**Directive:** Each record below should be output verbatim, without pictures.

## start Exercise data

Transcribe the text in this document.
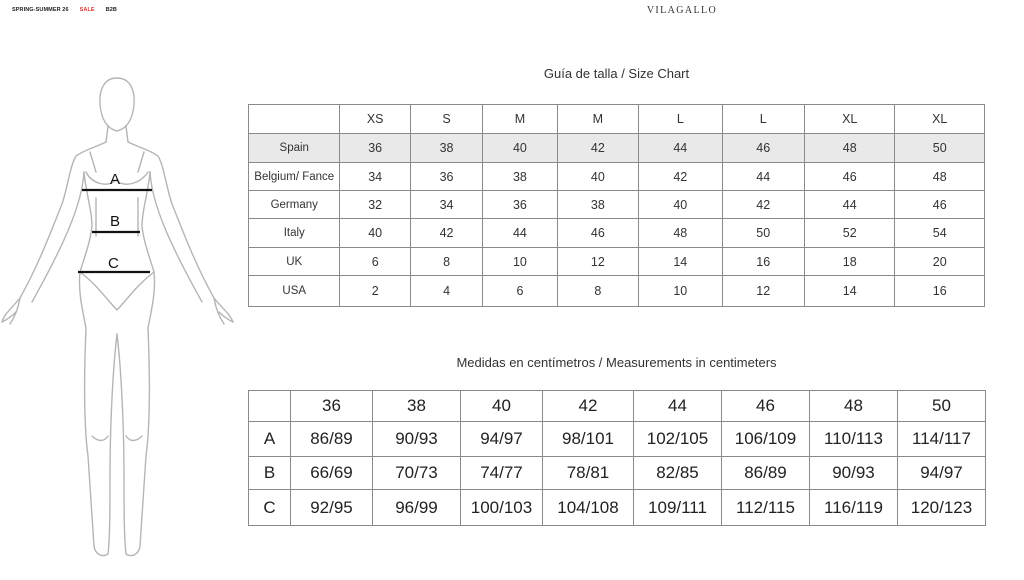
SPRING-SUMMER 26 SALE B2B	VILAGALLO
A
B
C
Guía de talla / Size Chart
	XS	S	M	M	L	L	XL	XL
Spain	36	38	40	42	44	46	48	50
Belgium/ Fance	34	36	38	40	42	44	46	48
Germany	32	34	36	38	40	42	44	46
Italy	40	42	44	46	48	50	52	54
UK	6	8	10	12	14	16	18	20
USA	2	4	6	8	10	12	14	16
Medidas en centímetros / Measurements in centimeters
	36	38	40	42	44	46	48	50
A	86/89	90/93	94/97	98/101	102/105	106/109	110/113	114/117
B	66/69	70/73	74/77	78/81	82/85	86/89	90/93	94/97
C	92/95	96/99	100/103	104/108	109/111	112/115	116/119	120/123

## end Exercise data

**Solution for this exercise:**
Transcribe the text in this document.
SPRING-SUMMER 26 SALE B2B	VILAGALLO
A
B
C
Guía de talla / Size Chart
	XS	S	M	M	L	L	XL	XL
Spain	36	38	40	42	44	46	48	50
Belgium/ Fance	34	36	38	40	42	44	46	48
Germany	32	34	36	38	40	42	44	46
Italy	40	42	44	46	48	50	52	54
UK	6	8	10	12	14	16	18	20
USA	2	4	6	8	10	12	14	16
Medidas en centímetros / Measurements in centimeters
	36	38	40	42	44	46	48	50
A	86/89	90/93	94/97	98/101	102/105	106/109	110/113	114/117
B	66/69	70/73	74/77	78/81	82/85	86/89	90/93	94/97
C	92/95	96/99	100/103	104/108	109/111	112/115	116/119	120/123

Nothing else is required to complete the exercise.